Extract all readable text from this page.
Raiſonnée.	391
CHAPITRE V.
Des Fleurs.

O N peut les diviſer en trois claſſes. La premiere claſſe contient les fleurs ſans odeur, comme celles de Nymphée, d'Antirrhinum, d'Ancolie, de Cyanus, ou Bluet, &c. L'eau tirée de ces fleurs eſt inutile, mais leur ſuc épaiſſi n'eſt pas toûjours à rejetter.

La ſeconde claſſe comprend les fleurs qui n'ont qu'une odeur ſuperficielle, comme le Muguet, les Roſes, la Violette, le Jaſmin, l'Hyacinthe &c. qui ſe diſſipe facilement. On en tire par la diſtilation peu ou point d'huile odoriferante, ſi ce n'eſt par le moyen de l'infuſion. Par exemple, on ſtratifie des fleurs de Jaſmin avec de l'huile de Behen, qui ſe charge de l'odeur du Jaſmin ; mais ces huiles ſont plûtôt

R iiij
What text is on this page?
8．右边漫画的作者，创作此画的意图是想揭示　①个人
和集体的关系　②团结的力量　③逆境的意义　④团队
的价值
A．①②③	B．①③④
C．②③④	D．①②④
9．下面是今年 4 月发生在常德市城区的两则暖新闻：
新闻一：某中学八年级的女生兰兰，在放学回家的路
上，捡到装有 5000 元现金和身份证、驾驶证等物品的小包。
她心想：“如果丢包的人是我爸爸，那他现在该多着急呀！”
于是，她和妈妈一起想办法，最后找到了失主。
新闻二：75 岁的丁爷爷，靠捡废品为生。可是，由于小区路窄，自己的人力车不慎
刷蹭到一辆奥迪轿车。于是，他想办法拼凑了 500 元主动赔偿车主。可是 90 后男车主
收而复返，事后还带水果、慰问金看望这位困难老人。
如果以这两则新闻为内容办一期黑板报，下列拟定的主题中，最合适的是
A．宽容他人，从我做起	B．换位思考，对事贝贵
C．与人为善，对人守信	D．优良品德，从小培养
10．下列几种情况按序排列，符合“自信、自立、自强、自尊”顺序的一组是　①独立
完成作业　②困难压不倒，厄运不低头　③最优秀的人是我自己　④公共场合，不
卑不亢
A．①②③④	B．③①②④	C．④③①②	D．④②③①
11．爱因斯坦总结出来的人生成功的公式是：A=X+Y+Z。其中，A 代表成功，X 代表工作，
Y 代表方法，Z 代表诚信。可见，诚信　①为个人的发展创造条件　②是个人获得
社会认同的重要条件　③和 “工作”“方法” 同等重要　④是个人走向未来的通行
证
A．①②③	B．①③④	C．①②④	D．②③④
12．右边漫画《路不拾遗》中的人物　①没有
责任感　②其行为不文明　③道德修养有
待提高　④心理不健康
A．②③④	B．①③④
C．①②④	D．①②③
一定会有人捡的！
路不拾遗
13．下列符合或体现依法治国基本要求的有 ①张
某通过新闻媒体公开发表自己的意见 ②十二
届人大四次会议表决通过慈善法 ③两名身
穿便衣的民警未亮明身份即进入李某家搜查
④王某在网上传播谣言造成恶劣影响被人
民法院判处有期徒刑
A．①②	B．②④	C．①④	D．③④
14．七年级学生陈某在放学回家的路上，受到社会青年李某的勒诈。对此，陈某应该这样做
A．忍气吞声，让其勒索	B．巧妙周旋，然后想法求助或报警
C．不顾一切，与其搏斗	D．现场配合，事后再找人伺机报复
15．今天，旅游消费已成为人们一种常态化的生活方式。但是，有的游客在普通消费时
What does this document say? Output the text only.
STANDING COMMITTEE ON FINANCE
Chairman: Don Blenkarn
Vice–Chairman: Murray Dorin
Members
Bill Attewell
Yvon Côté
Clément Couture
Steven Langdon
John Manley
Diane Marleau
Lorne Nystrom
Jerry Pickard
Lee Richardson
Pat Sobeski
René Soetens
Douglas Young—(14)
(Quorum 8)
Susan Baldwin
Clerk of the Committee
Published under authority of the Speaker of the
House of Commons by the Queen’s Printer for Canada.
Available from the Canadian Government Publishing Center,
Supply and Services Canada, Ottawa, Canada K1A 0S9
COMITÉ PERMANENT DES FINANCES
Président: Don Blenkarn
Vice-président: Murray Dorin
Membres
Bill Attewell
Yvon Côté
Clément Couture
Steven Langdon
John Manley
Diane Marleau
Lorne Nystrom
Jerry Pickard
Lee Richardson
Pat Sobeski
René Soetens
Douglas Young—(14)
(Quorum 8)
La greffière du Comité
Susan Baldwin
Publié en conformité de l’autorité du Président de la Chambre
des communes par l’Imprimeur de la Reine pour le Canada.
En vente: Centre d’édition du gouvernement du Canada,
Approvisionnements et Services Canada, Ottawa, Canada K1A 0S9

Instructions to follow.
Write out exactly the lines of the entries above that run from the line containing "What does this" through the last line, including both.

Task answer.
What does this document say? Output the text only.
STANDING COMMITTEE ON FINANCE
Chairman: Don Blenkarn
Vice–Chairman: Murray Dorin
Members
Bill Attewell
Yvon Côté
Clément Couture
Steven Langdon
John Manley
Diane Marleau
Lorne Nystrom
Jerry Pickard
Lee Richardson
Pat Sobeski
René Soetens
Douglas Young—(14)
(Quorum 8)
Susan Baldwin
Clerk of the Committee
Published under authority of the Speaker of the
House of Commons by the Queen’s Printer for Canada.
Available from the Canadian Government Publishing Center,
Supply and Services Canada, Ottawa, Canada K1A 0S9
COMITÉ PERMANENT DES FINANCES
Président: Don Blenkarn
Vice-président: Murray Dorin
Membres
Bill Attewell
Yvon Côté
Clément Couture
Steven Langdon
John Manley
Diane Marleau
Lorne Nystrom
Jerry Pickard
Lee Richardson
Pat Sobeski
René Soetens
Douglas Young—(14)
(Quorum 8)
La greffière du Comité
Susan Baldwin
Publié en conformité de l’autorité du Président de la Chambre
des communes par l’Imprimeur de la Reine pour le Canada.
En vente: Centre d’édition du gouvernement du Canada,
Approvisionnements et Services Canada, Ottawa, Canada K1A 0S9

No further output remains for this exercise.